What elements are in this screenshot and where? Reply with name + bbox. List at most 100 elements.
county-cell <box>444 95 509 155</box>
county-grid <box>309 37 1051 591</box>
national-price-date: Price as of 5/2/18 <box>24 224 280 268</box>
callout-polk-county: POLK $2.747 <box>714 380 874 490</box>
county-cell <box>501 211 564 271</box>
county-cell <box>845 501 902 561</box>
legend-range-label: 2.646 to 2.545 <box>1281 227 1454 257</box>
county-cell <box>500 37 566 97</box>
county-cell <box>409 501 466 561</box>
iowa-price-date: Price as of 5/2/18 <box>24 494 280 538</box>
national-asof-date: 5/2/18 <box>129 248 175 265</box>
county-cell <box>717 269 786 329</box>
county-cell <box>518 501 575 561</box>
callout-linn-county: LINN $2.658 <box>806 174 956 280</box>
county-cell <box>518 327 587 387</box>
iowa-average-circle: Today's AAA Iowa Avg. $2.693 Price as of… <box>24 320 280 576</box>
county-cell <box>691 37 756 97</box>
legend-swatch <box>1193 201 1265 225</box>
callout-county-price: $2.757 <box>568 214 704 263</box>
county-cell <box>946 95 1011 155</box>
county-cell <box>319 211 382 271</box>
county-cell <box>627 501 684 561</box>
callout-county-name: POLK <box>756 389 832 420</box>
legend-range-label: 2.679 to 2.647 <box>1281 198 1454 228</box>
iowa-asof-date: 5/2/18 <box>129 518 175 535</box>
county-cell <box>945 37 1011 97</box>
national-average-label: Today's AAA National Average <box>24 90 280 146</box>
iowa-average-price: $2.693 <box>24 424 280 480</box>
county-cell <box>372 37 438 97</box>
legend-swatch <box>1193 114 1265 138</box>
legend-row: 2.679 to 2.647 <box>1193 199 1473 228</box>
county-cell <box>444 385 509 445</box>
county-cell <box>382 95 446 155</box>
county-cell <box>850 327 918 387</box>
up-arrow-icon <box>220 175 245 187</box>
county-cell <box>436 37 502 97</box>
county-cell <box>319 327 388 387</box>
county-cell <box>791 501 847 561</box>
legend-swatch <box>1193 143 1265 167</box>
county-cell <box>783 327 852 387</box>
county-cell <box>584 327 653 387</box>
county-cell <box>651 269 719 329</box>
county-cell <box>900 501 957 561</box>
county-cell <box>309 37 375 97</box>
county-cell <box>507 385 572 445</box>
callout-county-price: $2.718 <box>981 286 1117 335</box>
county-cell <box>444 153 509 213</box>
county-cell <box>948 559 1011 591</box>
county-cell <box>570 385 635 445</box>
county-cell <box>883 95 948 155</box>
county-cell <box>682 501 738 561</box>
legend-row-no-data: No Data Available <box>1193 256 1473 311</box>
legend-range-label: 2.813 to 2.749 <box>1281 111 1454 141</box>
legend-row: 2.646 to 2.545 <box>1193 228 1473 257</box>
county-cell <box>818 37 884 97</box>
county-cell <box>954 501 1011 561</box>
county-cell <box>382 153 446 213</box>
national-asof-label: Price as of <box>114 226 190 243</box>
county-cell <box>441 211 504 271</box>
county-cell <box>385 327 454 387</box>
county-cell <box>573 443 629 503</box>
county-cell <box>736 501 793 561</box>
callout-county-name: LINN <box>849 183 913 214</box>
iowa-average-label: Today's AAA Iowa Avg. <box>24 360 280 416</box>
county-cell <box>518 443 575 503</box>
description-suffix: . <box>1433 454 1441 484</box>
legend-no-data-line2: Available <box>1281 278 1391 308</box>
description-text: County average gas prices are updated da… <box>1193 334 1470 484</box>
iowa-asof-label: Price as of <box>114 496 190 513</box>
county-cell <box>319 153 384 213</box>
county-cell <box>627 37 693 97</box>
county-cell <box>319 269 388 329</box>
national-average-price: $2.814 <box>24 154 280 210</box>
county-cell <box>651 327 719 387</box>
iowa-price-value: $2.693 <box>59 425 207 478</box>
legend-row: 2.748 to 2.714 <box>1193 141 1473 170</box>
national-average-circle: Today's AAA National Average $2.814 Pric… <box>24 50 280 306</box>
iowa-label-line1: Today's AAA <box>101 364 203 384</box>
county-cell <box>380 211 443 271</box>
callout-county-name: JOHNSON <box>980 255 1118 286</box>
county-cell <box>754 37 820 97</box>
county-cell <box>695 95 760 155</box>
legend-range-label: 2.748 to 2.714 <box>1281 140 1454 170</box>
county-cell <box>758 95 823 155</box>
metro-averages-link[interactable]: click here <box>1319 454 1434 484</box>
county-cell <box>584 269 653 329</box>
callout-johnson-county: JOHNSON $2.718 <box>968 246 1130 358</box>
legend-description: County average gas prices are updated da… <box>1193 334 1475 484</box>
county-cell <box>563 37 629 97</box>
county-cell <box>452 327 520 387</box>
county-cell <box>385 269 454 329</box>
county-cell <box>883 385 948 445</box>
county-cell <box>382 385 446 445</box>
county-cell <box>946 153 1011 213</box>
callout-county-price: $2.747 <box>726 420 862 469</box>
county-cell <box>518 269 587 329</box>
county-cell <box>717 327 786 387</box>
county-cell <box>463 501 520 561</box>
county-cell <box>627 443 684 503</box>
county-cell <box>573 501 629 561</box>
:::::
> **Prompt**: Pull out every line of the material above that contains the string "swatch", and copy each one without changes.

> **Exercise output**:
legend-swatch <box>1193 201 1265 225</box>
legend-swatch <box>1193 114 1265 138</box>
legend-swatch <box>1193 143 1265 167</box>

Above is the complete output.